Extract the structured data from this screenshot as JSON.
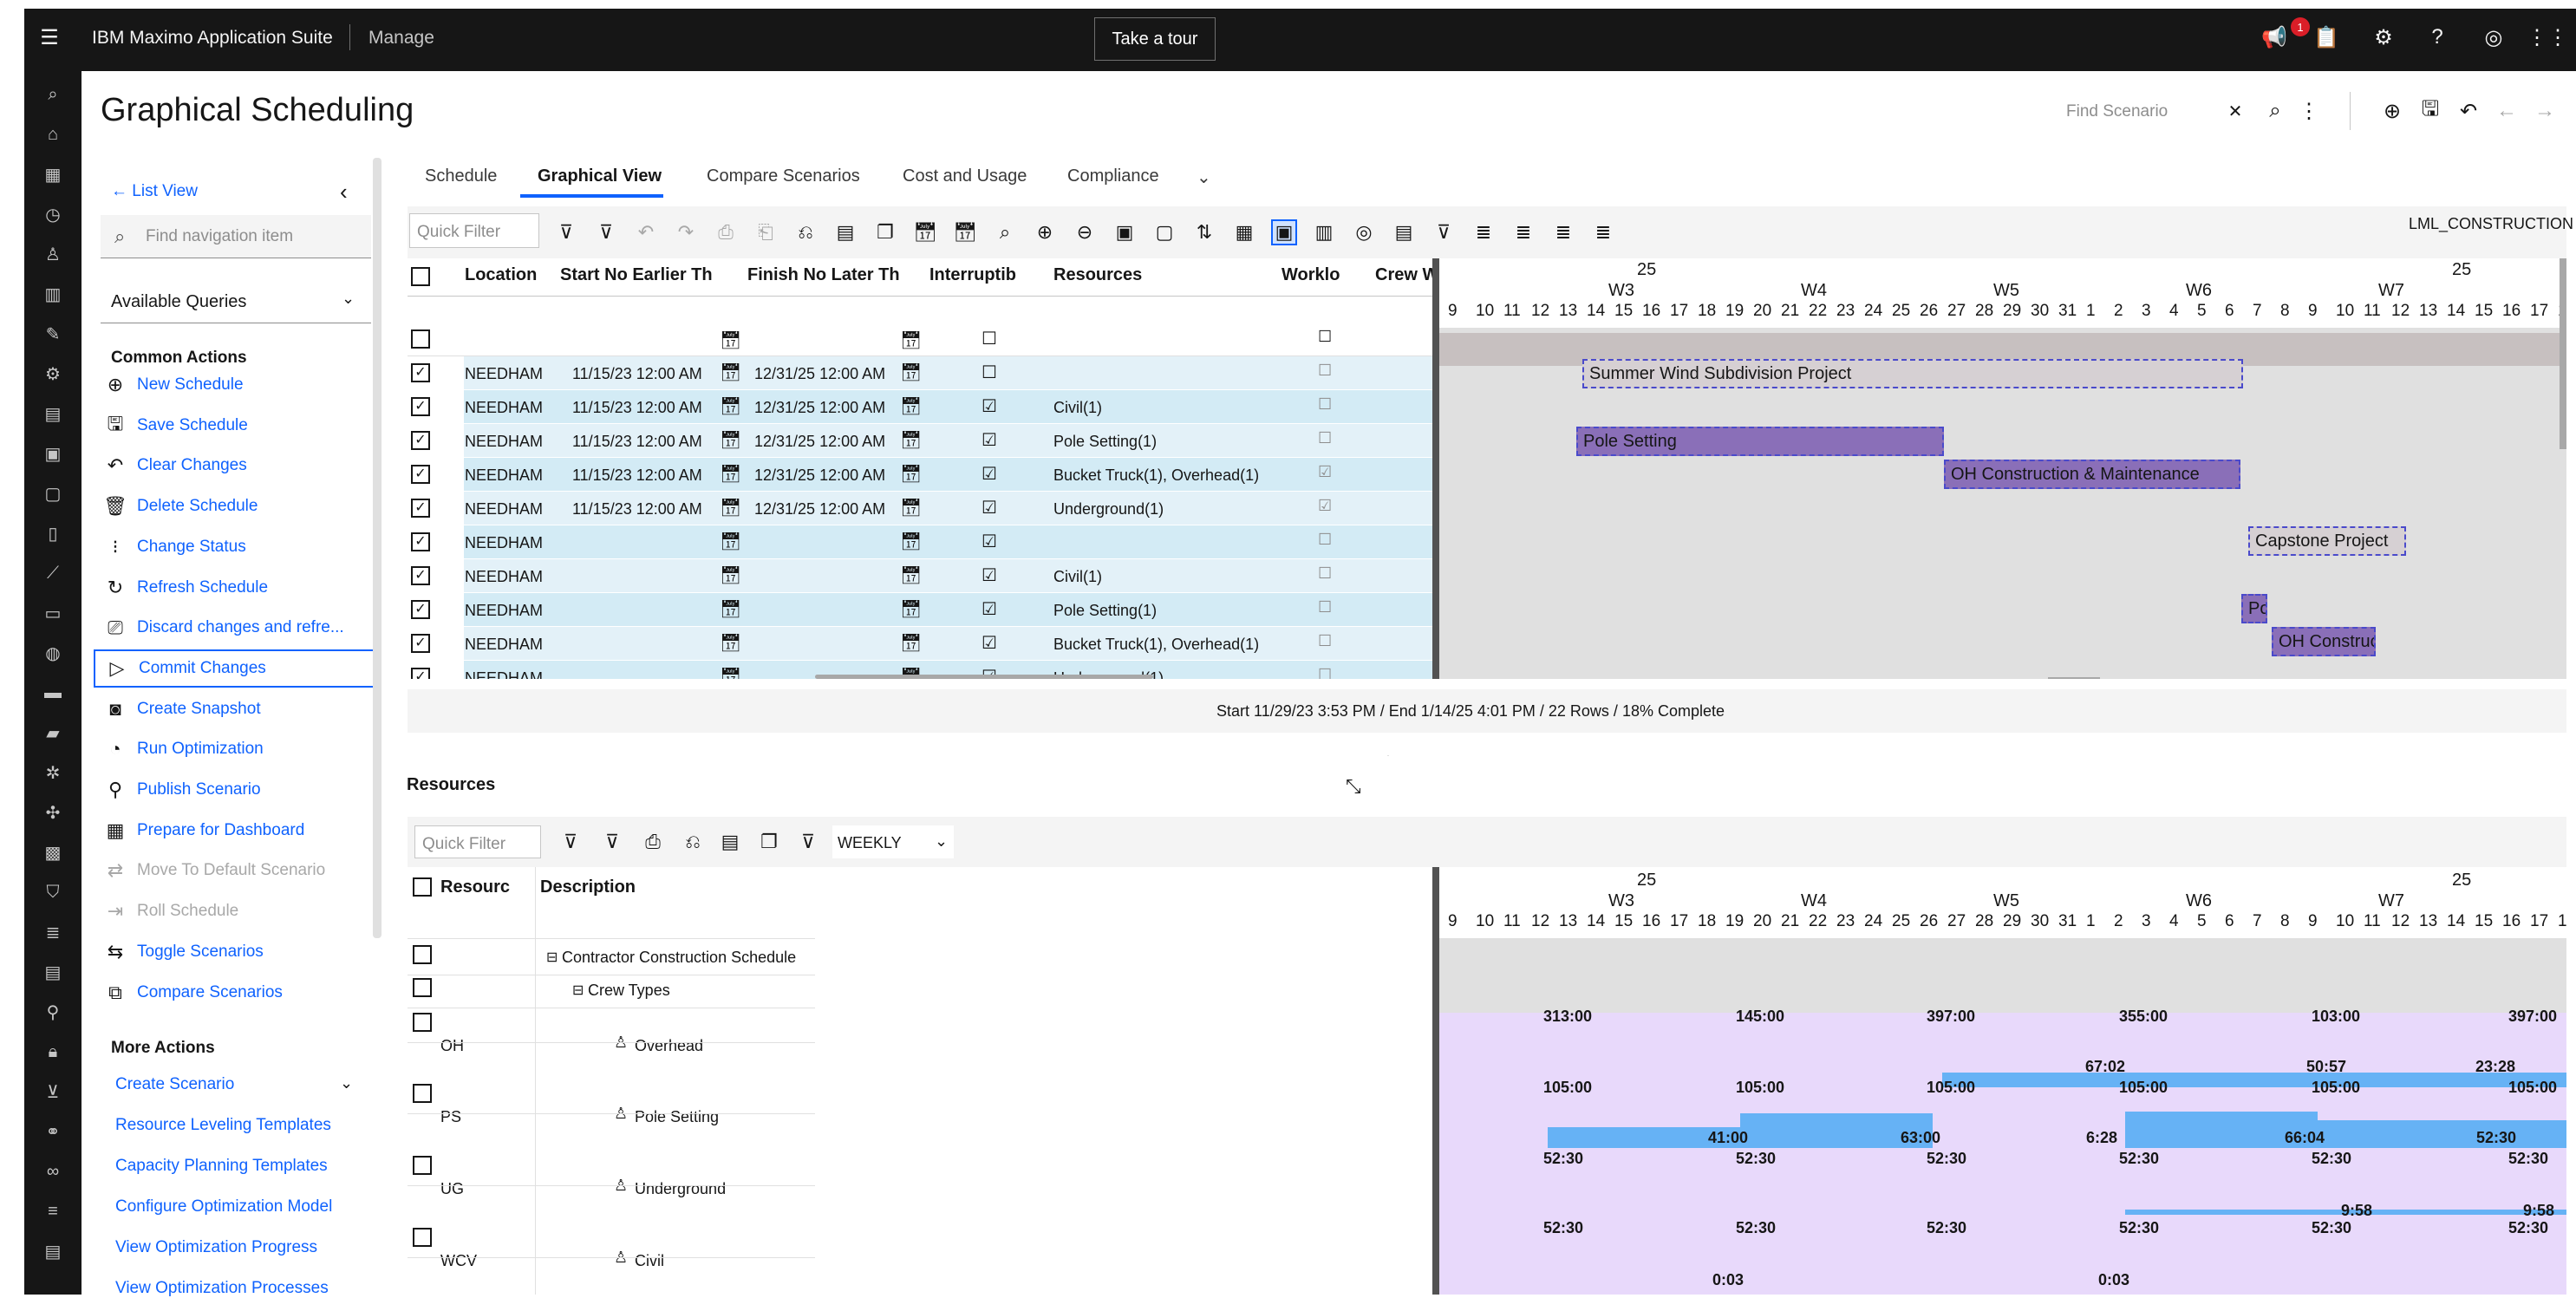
{
  "app": {
    "suite": "IBM Maximo Application Suite",
    "module": "Manage",
    "tour_label": "Take a tour",
    "notification_count": "1"
  },
  "page": {
    "title": "Graphical Scheduling",
    "find_scenario_placeholder": "Find Scenario"
  },
  "side_panel": {
    "back_label": "List View",
    "search_placeholder": "Find navigation item",
    "queries_label": "Available Queries",
    "common_actions_heading": "Common Actions",
    "common_actions": [
      {
        "label": "New Schedule",
        "icon": "plus-circle-icon"
      },
      {
        "label": "Save Schedule",
        "icon": "save-icon"
      },
      {
        "label": "Clear Changes",
        "icon": "undo-icon"
      },
      {
        "label": "Delete Schedule",
        "icon": "trash-icon"
      },
      {
        "label": "Change Status",
        "icon": "status-icon"
      },
      {
        "label": "Refresh Schedule",
        "icon": "refresh-icon"
      },
      {
        "label": "Discard changes and refre...",
        "icon": "discard-icon"
      },
      {
        "label": "Commit Changes",
        "icon": "send-icon"
      },
      {
        "label": "Create Snapshot",
        "icon": "camera-icon"
      },
      {
        "label": "Run Optimization",
        "icon": "optimize-icon"
      },
      {
        "label": "Publish Scenario",
        "icon": "publish-icon"
      },
      {
        "label": "Prepare for Dashboard",
        "icon": "dashboard-icon"
      },
      {
        "label": "Move To Default Scenario",
        "icon": "move-icon"
      },
      {
        "label": "Roll Schedule",
        "icon": "roll-icon"
      },
      {
        "label": "Toggle Scenarios",
        "icon": "toggle-icon"
      },
      {
        "label": "Compare Scenarios",
        "icon": "compare-icon"
      }
    ],
    "more_actions_heading": "More Actions",
    "more_actions": [
      "Create Scenario",
      "Resource Leveling Templates",
      "Capacity Planning Templates",
      "Configure Optimization Model",
      "View Optimization Progress",
      "View Optimization Processes"
    ]
  },
  "tabs": [
    "Schedule",
    "Graphical View",
    "Compare Scenarios",
    "Cost and Usage",
    "Compliance"
  ],
  "toolbar": {
    "quick_filter_placeholder": "Quick Filter",
    "project_label": "LML_CONSTRUCTION"
  },
  "grid": {
    "columns": [
      "Location",
      "Start No Earlier Th",
      "Finish No Later Th",
      "Interruptib",
      "Resources",
      "Worklo",
      "Crew W"
    ],
    "rows": [
      {
        "location": "NEEDHAM",
        "start": "11/15/23 12:00 AM",
        "finish": "12/31/25 12:00 AM",
        "interruptible": "☐",
        "resources": "",
        "workload": "☐"
      },
      {
        "location": "NEEDHAM",
        "start": "11/15/23 12:00 AM",
        "finish": "12/31/25 12:00 AM",
        "interruptible": "☑",
        "resources": "Civil(1)",
        "workload": "☐"
      },
      {
        "location": "NEEDHAM",
        "start": "11/15/23 12:00 AM",
        "finish": "12/31/25 12:00 AM",
        "interruptible": "☑",
        "resources": "Pole Setting(1)",
        "workload": "☐"
      },
      {
        "location": "NEEDHAM",
        "start": "11/15/23 12:00 AM",
        "finish": "12/31/25 12:00 AM",
        "interruptible": "☑",
        "resources": "Bucket Truck(1), Overhead(1)",
        "workload": "☑"
      },
      {
        "location": "NEEDHAM",
        "start": "11/15/23 12:00 AM",
        "finish": "12/31/25 12:00 AM",
        "interruptible": "☑",
        "resources": "Underground(1)",
        "workload": "☑"
      },
      {
        "location": "NEEDHAM",
        "start": "",
        "finish": "",
        "interruptible": "☑",
        "resources": "",
        "workload": "☐"
      },
      {
        "location": "NEEDHAM",
        "start": "",
        "finish": "",
        "interruptible": "☑",
        "resources": "Civil(1)",
        "workload": "☐"
      },
      {
        "location": "NEEDHAM",
        "start": "",
        "finish": "",
        "interruptible": "☑",
        "resources": "Pole Setting(1)",
        "workload": "☐"
      },
      {
        "location": "NEEDHAM",
        "start": "",
        "finish": "",
        "interruptible": "☑",
        "resources": "Bucket Truck(1), Overhead(1)",
        "workload": "☐"
      },
      {
        "location": "NEEDHAM",
        "start": "",
        "finish": "",
        "interruptible": "☑",
        "resources": "Underground(1)",
        "workload": "☐"
      }
    ]
  },
  "timeline": {
    "year_labels": [
      "25",
      "25"
    ],
    "weeks": [
      "W3",
      "W4",
      "W5",
      "W6",
      "W7"
    ],
    "days": [
      "9",
      "10",
      "11",
      "12",
      "13",
      "14",
      "15",
      "16",
      "17",
      "18",
      "19",
      "20",
      "21",
      "22",
      "23",
      "24",
      "25",
      "26",
      "27",
      "28",
      "29",
      "30",
      "31",
      "1",
      "2",
      "3",
      "4",
      "5",
      "6",
      "7",
      "8",
      "9",
      "10",
      "11",
      "12",
      "13",
      "14",
      "15",
      "16",
      "17",
      "1"
    ]
  },
  "gantt_bars": [
    {
      "label": "Summer Wind Subdivision Project"
    },
    {
      "label": "Pole Setting"
    },
    {
      "label": "OH Construction & Maintenance"
    },
    {
      "label": "Capstone Project"
    },
    {
      "label": "Po"
    },
    {
      "label": "OH Construct"
    }
  ],
  "status_text": "Start 11/29/23 3:53 PM / End 1/14/25 4:01 PM / 22 Rows / 18% Complete",
  "resources": {
    "title": "Resources",
    "quick_filter_placeholder": "Quick Filter",
    "period": "WEEKLY",
    "columns": [
      "Resourc",
      "Description"
    ],
    "tree": [
      {
        "code": "",
        "description": "Contractor Construction Schedule"
      },
      {
        "code": "",
        "description": "Crew Types"
      },
      {
        "code": "OH",
        "description": "Overhead"
      },
      {
        "code": "PS",
        "description": "Pole Setting"
      },
      {
        "code": "UG",
        "description": "Underground"
      },
      {
        "code": "WCV",
        "description": "Civil"
      }
    ]
  },
  "histogram": {
    "oh_capacity": [
      "313:00",
      "145:00",
      "397:00",
      "355:00",
      "103:00",
      "397:00"
    ],
    "oh_load": [
      "67:02",
      "50:57",
      "23:28"
    ],
    "ps_capacity": [
      "105:00",
      "105:00",
      "105:00",
      "105:00",
      "105:00",
      "105:00"
    ],
    "ps_load": [
      "41:00",
      "63:00",
      "6:28",
      "66:04",
      "52:30"
    ],
    "ug_capacity": [
      "52:30",
      "52:30",
      "52:30",
      "52:30",
      "52:30",
      "52:30"
    ],
    "ug_load": [
      "9:58",
      "9:58"
    ],
    "wcv_capacity": [
      "52:30",
      "52:30",
      "52:30",
      "52:30",
      "52:30",
      "52:30"
    ],
    "wcv_load": [
      "0:03",
      "0:03"
    ]
  },
  "colors": {
    "accent": "#0f62fe",
    "header_bg": "#161616",
    "bar_purple": "#8a6fb8",
    "histogram_lilac": "#e8d9fb",
    "load_blue": "#66b2f5"
  }
}
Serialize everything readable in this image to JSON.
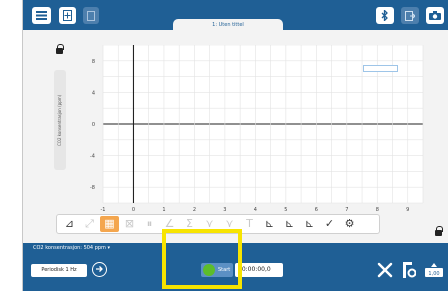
{
  "header": {
    "tab_title": "1: Uten tittel"
  },
  "graph": {
    "y_axis_title": "CO2 konsentrasjon (ppm)",
    "y_ticks": [
      "8",
      "4",
      "0",
      "-4",
      "-8"
    ],
    "x_ticks": [
      "-1",
      "0",
      "1",
      "2",
      "3",
      "4",
      "5",
      "6",
      "7",
      "8",
      "9"
    ]
  },
  "toolbar": {
    "tools": [
      {
        "name": "chart-tool-icon",
        "glyph": "⊿",
        "state": "en"
      },
      {
        "name": "fullscreen-icon",
        "glyph": "⤢",
        "state": "dis"
      },
      {
        "name": "data-table-icon",
        "glyph": "▦",
        "state": "sel"
      },
      {
        "name": "delete-icon",
        "glyph": "⊠",
        "state": "dis"
      },
      {
        "name": "pause-icon",
        "glyph": "⏸",
        "state": "dis"
      },
      {
        "name": "tangent-icon",
        "glyph": "∠",
        "state": "dis"
      },
      {
        "name": "sum-icon",
        "glyph": "Σ",
        "state": "dis"
      },
      {
        "name": "curve-fit-icon",
        "glyph": "⋎",
        "state": "dis"
      },
      {
        "name": "linear-fit-icon",
        "glyph": "⋎",
        "state": "dis"
      },
      {
        "name": "text-icon",
        "glyph": "T",
        "state": "dis"
      },
      {
        "name": "axis-scale-icon",
        "glyph": "⊾",
        "state": "en"
      },
      {
        "name": "axis-zoom-icon",
        "glyph": "⊾",
        "state": "en"
      },
      {
        "name": "axis-autoscale-icon",
        "glyph": "⊾",
        "state": "en"
      },
      {
        "name": "check-icon",
        "glyph": "✓",
        "state": "en"
      },
      {
        "name": "settings-gear-icon",
        "glyph": "⚙",
        "state": "en"
      }
    ]
  },
  "sensor": {
    "label": "CO2 konsentrasjon: 504  ppm ▾"
  },
  "controls": {
    "periodic_label": "Periodisk 1 Hz",
    "start_label": "Start",
    "timer_value": "00:00:00,0"
  },
  "colors": {
    "bar": "#1f5f95",
    "highlight": "#f7e400",
    "start_dot": "#5cbd2a",
    "selected_tool": "#f4a64e"
  }
}
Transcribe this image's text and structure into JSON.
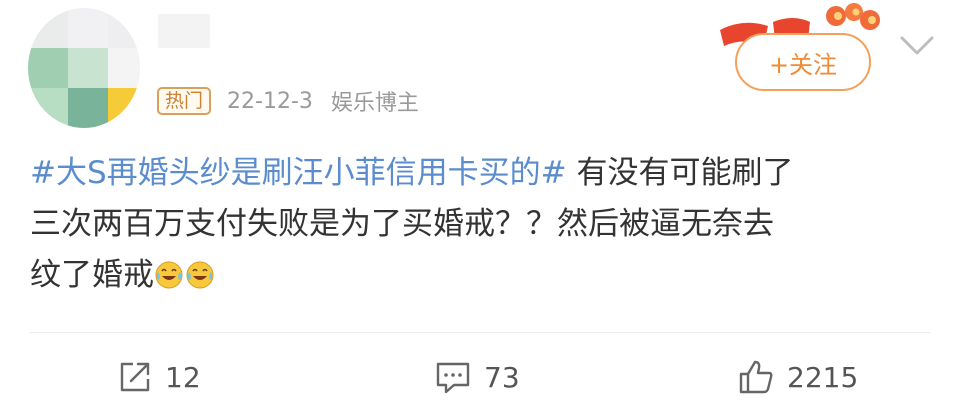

_Your instructions_
Show all lines in the entries above where the string "Schedule" appears.

_Result of this exercise_
        "label": "New Schedule",
        "label": "Save Schedule",
        "label": "Delete Schedule",
        "label": "Refresh Schedule",
        "label": "Roll Schedule",
    "Schedule",
        "description": "Contractor Construction Schedule"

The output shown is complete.